[Start]

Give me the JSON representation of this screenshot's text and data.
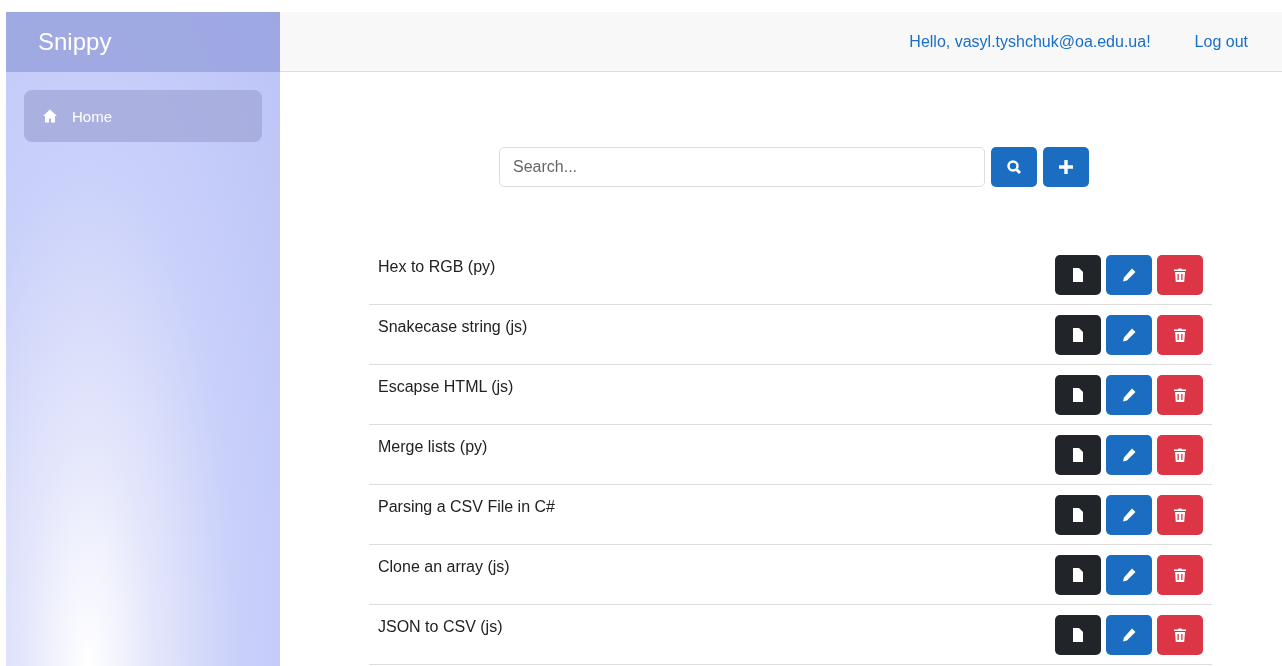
{
  "sidebar": {
    "brand": "Snippy",
    "items": [
      {
        "label": "Home",
        "selected": true
      }
    ]
  },
  "header": {
    "greeting": "Hello, vasyl.tyshchuk@oa.edu.ua!",
    "logout": "Log out"
  },
  "search": {
    "placeholder": "Search..."
  },
  "snippets": [
    {
      "title": "Hex to RGB (py)"
    },
    {
      "title": "Snakecase string (js)"
    },
    {
      "title": "Escapse HTML (js)"
    },
    {
      "title": "Merge lists (py)"
    },
    {
      "title": "Parsing a CSV File in C#"
    },
    {
      "title": "Clone an array (js)"
    },
    {
      "title": "JSON to CSV (js)"
    }
  ]
}
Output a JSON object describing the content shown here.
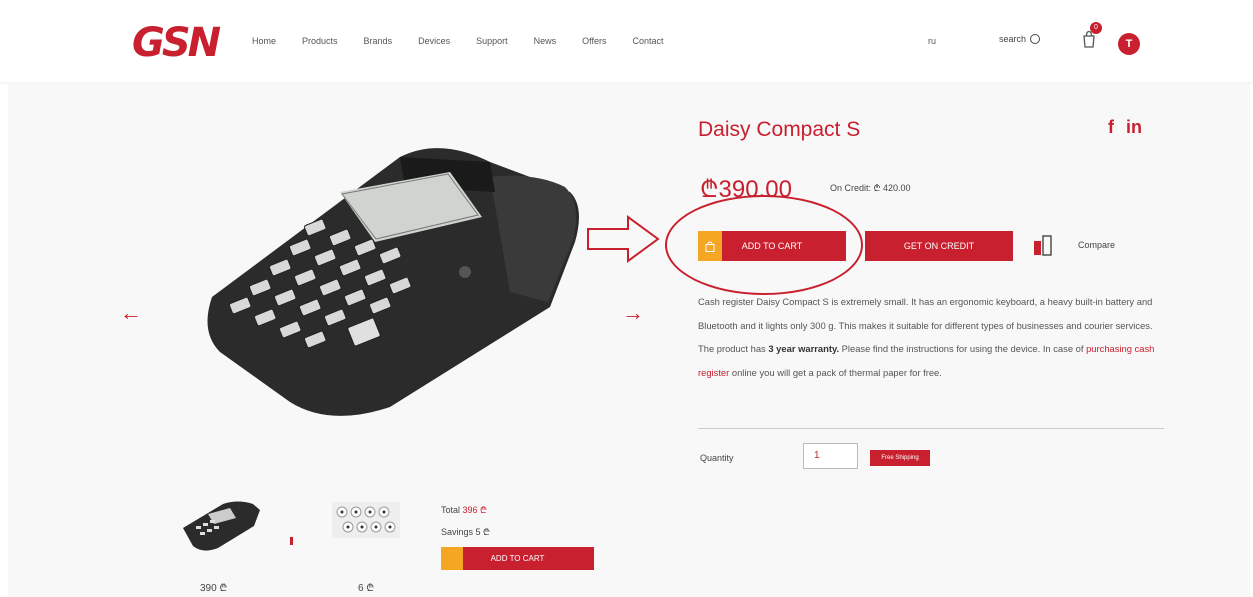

[End]

### [EXERCISE DESCRIPTION]
The records above are to be reproduced exactly; the pictures are to be left out.

### [RESULT]
Give me the JSON representation of this screenshot's text and data.
{
  "sidebar": {
    "brand": "Snippy",
    "items": [
      {
        "label": "Home",
        "selected": true
      }
    ]
  },
  "header": {
    "greeting": "Hello, vasyl.tyshchuk@oa.edu.ua!",
    "logout": "Log out"
  },
  "search": {
    "placeholder": "Search..."
  },
  "snippets": [
    {
      "title": "Hex to RGB (py)"
    },
    {
      "title": "Snakecase string (js)"
    },
    {
      "title": "Escapse HTML (js)"
    },
    {
      "title": "Merge lists (py)"
    },
    {
      "title": "Parsing a CSV File in C#"
    },
    {
      "title": "Clone an array (js)"
    },
    {
      "title": "JSON to CSV (js)"
    }
  ]
}
Output a JSON object describing the content shown here.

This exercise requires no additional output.